◆ Aim
Carry none of the pictures over; write out the complete data exactly.

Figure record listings
###

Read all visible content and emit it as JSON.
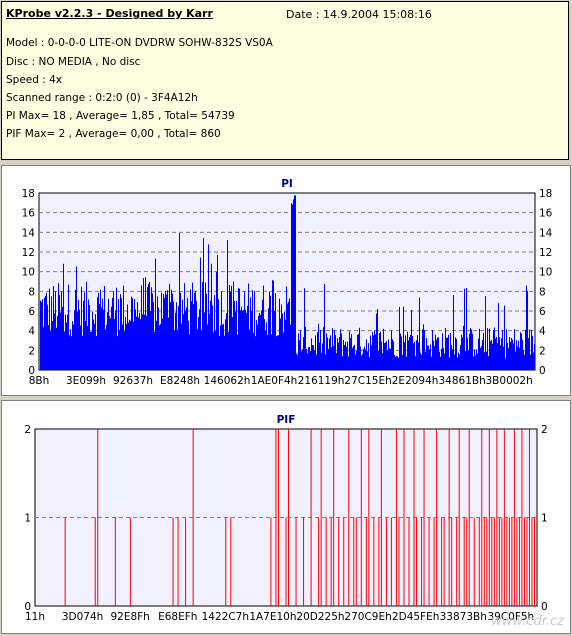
{
  "header": {
    "app_title": "KProbe v2.2.3 - Designed by Karr",
    "date": "Date : 14.9.2004 15:08:16",
    "lines": [
      "Model : 0-0-0-0 LITE-ON DVDRW SOHW-832S  VS0A",
      "Disc : NO MEDIA , No disc",
      "Speed : 4x",
      "Scanned range : 0:2:0 (0) - 3F4A12h",
      "PI Max= 18 , Average= 1,85 , Total= 54739",
      "PIF Max= 2 , Average= 0,00 , Total= 860"
    ]
  },
  "colors": {
    "pi_fill": "#0000ff",
    "pif_line": "#ff0000",
    "plot_bg": "#f0f0ff",
    "grid": "#808080",
    "axis_text": "#000000",
    "title_color": "#000080"
  },
  "watermark": "www.cdr.cz",
  "chart_data": [
    {
      "type": "bar",
      "title": "PI",
      "ylim": [
        0,
        18
      ],
      "yticks": [
        0,
        2,
        4,
        6,
        8,
        10,
        12,
        14,
        16,
        18
      ],
      "grid": true,
      "xticklabels": [
        "8Bh",
        "3E099h",
        "92637h",
        "E8248h",
        "146062h",
        "1AE0F4h",
        "216119h",
        "27C15Eh",
        "2E2094h",
        "34861Bh",
        "3B0002h"
      ],
      "segments": [
        {
          "x_end": 0.5,
          "base": 6.2,
          "spread": 2.8,
          "spike_every": 9,
          "spike_max": 14
        },
        {
          "x_end": 0.505,
          "base": 7.0,
          "spread": 2.5,
          "spike_every": 0,
          "spike_max": 0
        },
        {
          "x_end": 0.515,
          "base": 16.5,
          "spread": 1.5,
          "spike_every": 0,
          "spike_max": 18
        },
        {
          "x_end": 1.0,
          "base": 2.8,
          "spread": 1.6,
          "spike_every": 13,
          "spike_max": 9
        }
      ],
      "max": 18,
      "average": 1.85
    },
    {
      "type": "bar",
      "title": "PIF",
      "ylim": [
        0,
        2
      ],
      "yticks": [
        0,
        1,
        2
      ],
      "grid": true,
      "xticklabels": [
        "11h",
        "3D074h",
        "92E8Fh",
        "E68EFh",
        "1422C7h",
        "1A7E10h",
        "20D225h",
        "270C9Eh",
        "2D45FEh",
        "33873Bh",
        "39C0F5h"
      ],
      "spikes": [
        {
          "x": 0.06,
          "v": 1
        },
        {
          "x": 0.12,
          "v": 1
        },
        {
          "x": 0.125,
          "v": 2
        },
        {
          "x": 0.16,
          "v": 1
        },
        {
          "x": 0.19,
          "v": 1
        },
        {
          "x": 0.275,
          "v": 1
        },
        {
          "x": 0.285,
          "v": 1
        },
        {
          "x": 0.3,
          "v": 1
        },
        {
          "x": 0.315,
          "v": 2
        },
        {
          "x": 0.38,
          "v": 1
        },
        {
          "x": 0.39,
          "v": 1
        },
        {
          "x": 0.47,
          "v": 1
        },
        {
          "x": 0.48,
          "v": 2
        },
        {
          "x": 0.485,
          "v": 2
        },
        {
          "x": 0.5,
          "v": 1
        },
        {
          "x": 0.505,
          "v": 2
        },
        {
          "x": 0.52,
          "v": 1
        },
        {
          "x": 0.535,
          "v": 1
        },
        {
          "x": 0.55,
          "v": 2
        },
        {
          "x": 0.565,
          "v": 1
        },
        {
          "x": 0.57,
          "v": 2
        },
        {
          "x": 0.58,
          "v": 1
        },
        {
          "x": 0.59,
          "v": 1
        },
        {
          "x": 0.595,
          "v": 2
        },
        {
          "x": 0.605,
          "v": 1
        },
        {
          "x": 0.615,
          "v": 1
        },
        {
          "x": 0.625,
          "v": 2
        },
        {
          "x": 0.635,
          "v": 1
        },
        {
          "x": 0.64,
          "v": 1
        },
        {
          "x": 0.65,
          "v": 2
        },
        {
          "x": 0.66,
          "v": 1
        },
        {
          "x": 0.665,
          "v": 2
        },
        {
          "x": 0.675,
          "v": 1
        },
        {
          "x": 0.685,
          "v": 1
        },
        {
          "x": 0.69,
          "v": 2
        },
        {
          "x": 0.7,
          "v": 1
        },
        {
          "x": 0.71,
          "v": 1
        },
        {
          "x": 0.72,
          "v": 2
        },
        {
          "x": 0.725,
          "v": 1
        },
        {
          "x": 0.735,
          "v": 2
        },
        {
          "x": 0.745,
          "v": 1
        },
        {
          "x": 0.755,
          "v": 2
        },
        {
          "x": 0.76,
          "v": 1
        },
        {
          "x": 0.77,
          "v": 1
        },
        {
          "x": 0.775,
          "v": 2
        },
        {
          "x": 0.785,
          "v": 1
        },
        {
          "x": 0.795,
          "v": 1
        },
        {
          "x": 0.8,
          "v": 2
        },
        {
          "x": 0.81,
          "v": 1
        },
        {
          "x": 0.815,
          "v": 1
        },
        {
          "x": 0.825,
          "v": 2
        },
        {
          "x": 0.83,
          "v": 1
        },
        {
          "x": 0.84,
          "v": 1
        },
        {
          "x": 0.845,
          "v": 2
        },
        {
          "x": 0.855,
          "v": 1
        },
        {
          "x": 0.86,
          "v": 1
        },
        {
          "x": 0.865,
          "v": 2
        },
        {
          "x": 0.875,
          "v": 1
        },
        {
          "x": 0.885,
          "v": 1
        },
        {
          "x": 0.89,
          "v": 2
        },
        {
          "x": 0.895,
          "v": 1
        },
        {
          "x": 0.9,
          "v": 1
        },
        {
          "x": 0.905,
          "v": 2
        },
        {
          "x": 0.91,
          "v": 1
        },
        {
          "x": 0.915,
          "v": 1
        },
        {
          "x": 0.92,
          "v": 2
        },
        {
          "x": 0.925,
          "v": 1
        },
        {
          "x": 0.93,
          "v": 1
        },
        {
          "x": 0.935,
          "v": 2
        },
        {
          "x": 0.94,
          "v": 1
        },
        {
          "x": 0.945,
          "v": 1
        },
        {
          "x": 0.95,
          "v": 1
        },
        {
          "x": 0.955,
          "v": 2
        },
        {
          "x": 0.96,
          "v": 1
        },
        {
          "x": 0.965,
          "v": 1
        },
        {
          "x": 0.97,
          "v": 2
        },
        {
          "x": 0.975,
          "v": 1
        },
        {
          "x": 0.98,
          "v": 1
        },
        {
          "x": 0.985,
          "v": 2
        },
        {
          "x": 0.99,
          "v": 1
        },
        {
          "x": 0.995,
          "v": 1
        }
      ],
      "max": 2,
      "average": 0.0
    }
  ]
}
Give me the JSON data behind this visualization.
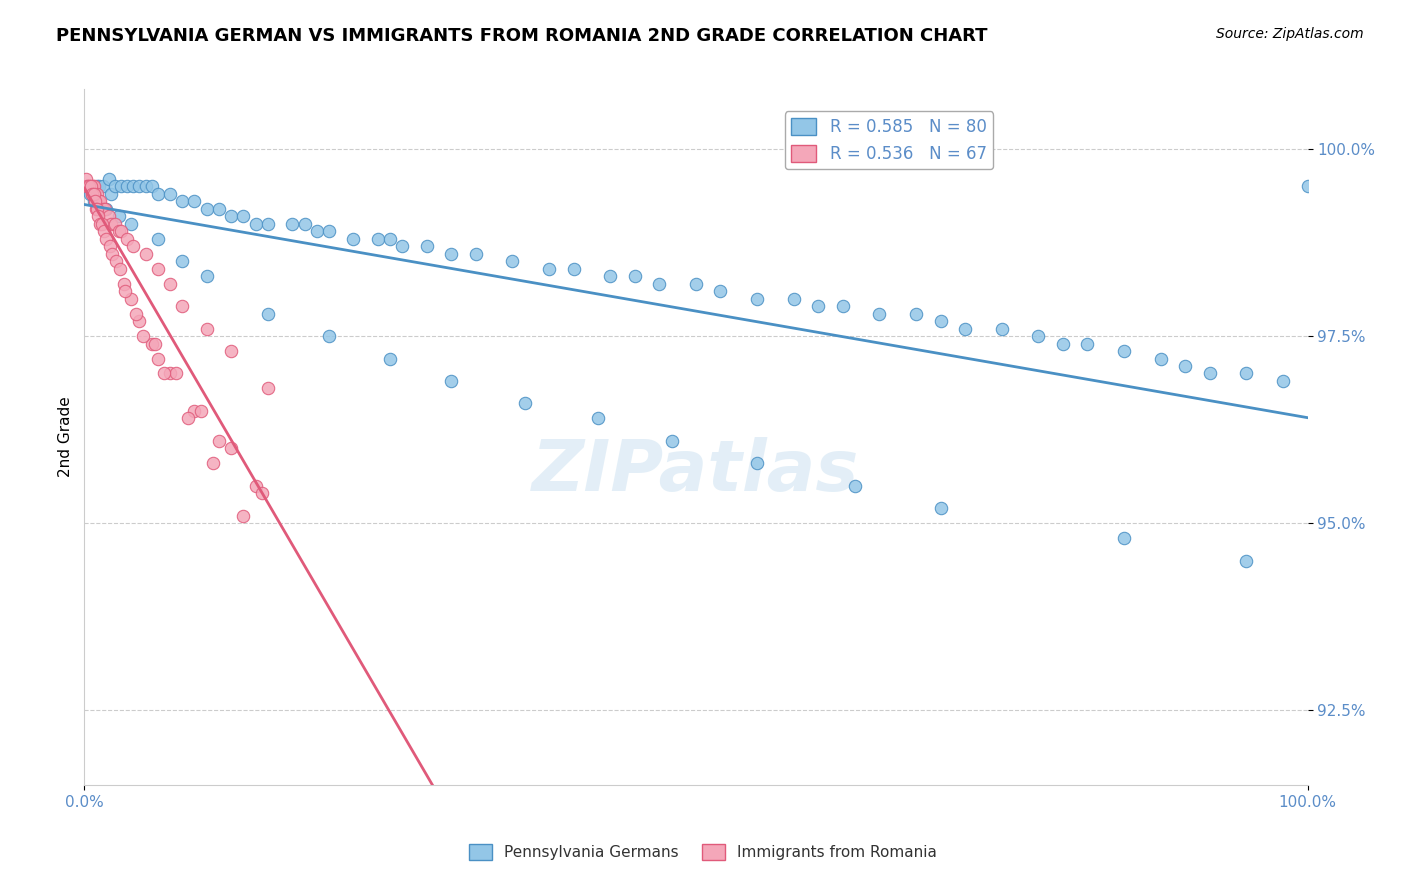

###

◆ Output for this task
Read all visible content and emit it as JSON.
{
  "header": {
    "app_title": "KProbe v2.2.3 - Designed by Karr",
    "date": "Date : 14.9.2004 15:08:16",
    "lines": [
      "Model : 0-0-0-0 LITE-ON DVDRW SOHW-832S  VS0A",
      "Disc : NO MEDIA , No disc",
      "Speed : 4x",
      "Scanned range : 0:2:0 (0) - 3F4A12h",
      "PI Max= 18 , Average= 1,85 , Total= 54739",
      "PIF Max= 2 , Average= 0,00 , Total= 860"
    ]
  },
  "colors": {
    "pi_fill": "#0000ff",
    "pif_line": "#ff0000",
    "plot_bg": "#f0f0ff",
    "grid": "#808080",
    "axis_text": "#000000",
    "title_color": "#000080"
  },
  "watermark": "www.cdr.cz",
  "chart_data": [
    {
      "type": "bar",
      "title": "PI",
      "ylim": [
        0,
        18
      ],
      "yticks": [
        0,
        2,
        4,
        6,
        8,
        10,
        12,
        14,
        16,
        18
      ],
      "grid": true,
      "xticklabels": [
        "8Bh",
        "3E099h",
        "92637h",
        "E8248h",
        "146062h",
        "1AE0F4h",
        "216119h",
        "27C15Eh",
        "2E2094h",
        "34861Bh",
        "3B0002h"
      ],
      "segments": [
        {
          "x_end": 0.5,
          "base": 6.2,
          "spread": 2.8,
          "spike_every": 9,
          "spike_max": 14
        },
        {
          "x_end": 0.505,
          "base": 7.0,
          "spread": 2.5,
          "spike_every": 0,
          "spike_max": 0
        },
        {
          "x_end": 0.515,
          "base": 16.5,
          "spread": 1.5,
          "spike_every": 0,
          "spike_max": 18
        },
        {
          "x_end": 1.0,
          "base": 2.8,
          "spread": 1.6,
          "spike_every": 13,
          "spike_max": 9
        }
      ],
      "max": 18,
      "average": 1.85
    },
    {
      "type": "bar",
      "title": "PIF",
      "ylim": [
        0,
        2
      ],
      "yticks": [
        0,
        1,
        2
      ],
      "grid": true,
      "xticklabels": [
        "11h",
        "3D074h",
        "92E8Fh",
        "E68EFh",
        "1422C7h",
        "1A7E10h",
        "20D225h",
        "270C9Eh",
        "2D45FEh",
        "33873Bh",
        "39C0F5h"
      ],
      "spikes": [
        {
          "x": 0.06,
          "v": 1
        },
        {
          "x": 0.12,
          "v": 1
        },
        {
          "x": 0.125,
          "v": 2
        },
        {
          "x": 0.16,
          "v": 1
        },
        {
          "x": 0.19,
          "v": 1
        },
        {
          "x": 0.275,
          "v": 1
        },
        {
          "x": 0.285,
          "v": 1
        },
        {
          "x": 0.3,
          "v": 1
        },
        {
          "x": 0.315,
          "v": 2
        },
        {
          "x": 0.38,
          "v": 1
        },
        {
          "x": 0.39,
          "v": 1
        },
        {
          "x": 0.47,
          "v": 1
        },
        {
          "x": 0.48,
          "v": 2
        },
        {
          "x": 0.485,
          "v": 2
        },
        {
          "x": 0.5,
          "v": 1
        },
        {
          "x": 0.505,
          "v": 2
        },
        {
          "x": 0.52,
          "v": 1
        },
        {
          "x": 0.535,
          "v": 1
        },
        {
          "x": 0.55,
          "v": 2
        },
        {
          "x": 0.565,
          "v": 1
        },
        {
          "x": 0.57,
          "v": 2
        },
        {
          "x": 0.58,
          "v": 1
        },
        {
          "x": 0.59,
          "v": 1
        },
        {
          "x": 0.595,
          "v": 2
        },
        {
          "x": 0.605,
          "v": 1
        },
        {
          "x": 0.615,
          "v": 1
        },
        {
          "x": 0.625,
          "v": 2
        },
        {
          "x": 0.635,
          "v": 1
        },
        {
          "x": 0.64,
          "v": 1
        },
        {
          "x": 0.65,
          "v": 2
        },
        {
          "x": 0.66,
          "v": 1
        },
        {
          "x": 0.665,
          "v": 2
        },
        {
          "x": 0.675,
          "v": 1
        },
        {
          "x": 0.685,
          "v": 1
        },
        {
          "x": 0.69,
          "v": 2
        },
        {
          "x": 0.7,
          "v": 1
        },
        {
          "x": 0.71,
          "v": 1
        },
        {
          "x": 0.72,
          "v": 2
        },
        {
          "x": 0.725,
          "v": 1
        },
        {
          "x": 0.735,
          "v": 2
        },
        {
          "x": 0.745,
          "v": 1
        },
        {
          "x": 0.755,
          "v": 2
        },
        {
          "x": 0.76,
          "v": 1
        },
        {
          "x": 0.77,
          "v": 1
        },
        {
          "x": 0.775,
          "v": 2
        },
        {
          "x": 0.785,
          "v": 1
        },
        {
          "x": 0.795,
          "v": 1
        },
        {
          "x": 0.8,
          "v": 2
        },
        {
          "x": 0.81,
          "v": 1
        },
        {
          "x": 0.815,
          "v": 1
        },
        {
          "x": 0.825,
          "v": 2
        },
        {
          "x": 0.83,
          "v": 1
        },
        {
          "x": 0.84,
          "v": 1
        },
        {
          "x": 0.845,
          "v": 2
        },
        {
          "x": 0.855,
          "v": 1
        },
        {
          "x": 0.86,
          "v": 1
        },
        {
          "x": 0.865,
          "v": 2
        },
        {
          "x": 0.875,
          "v": 1
        },
        {
          "x": 0.885,
          "v": 1
        },
        {
          "x": 0.89,
          "v": 2
        },
        {
          "x": 0.895,
          "v": 1
        },
        {
          "x": 0.9,
          "v": 1
        },
        {
          "x": 0.905,
          "v": 2
        },
        {
          "x": 0.91,
          "v": 1
        },
        {
          "x": 0.915,
          "v": 1
        },
        {
          "x": 0.92,
          "v": 2
        },
        {
          "x": 0.925,
          "v": 1
        },
        {
          "x": 0.93,
          "v": 1
        },
        {
          "x": 0.935,
          "v": 2
        },
        {
          "x": 0.94,
          "v": 1
        },
        {
          "x": 0.945,
          "v": 1
        },
        {
          "x": 0.95,
          "v": 1
        },
        {
          "x": 0.955,
          "v": 2
        },
        {
          "x": 0.96,
          "v": 1
        },
        {
          "x": 0.965,
          "v": 1
        },
        {
          "x": 0.97,
          "v": 2
        },
        {
          "x": 0.975,
          "v": 1
        },
        {
          "x": 0.98,
          "v": 1
        },
        {
          "x": 0.985,
          "v": 2
        },
        {
          "x": 0.99,
          "v": 1
        },
        {
          "x": 0.995,
          "v": 1
        }
      ],
      "max": 2,
      "average": 0.0
    }
  ]
}
Give me the JSON data behind this visualization.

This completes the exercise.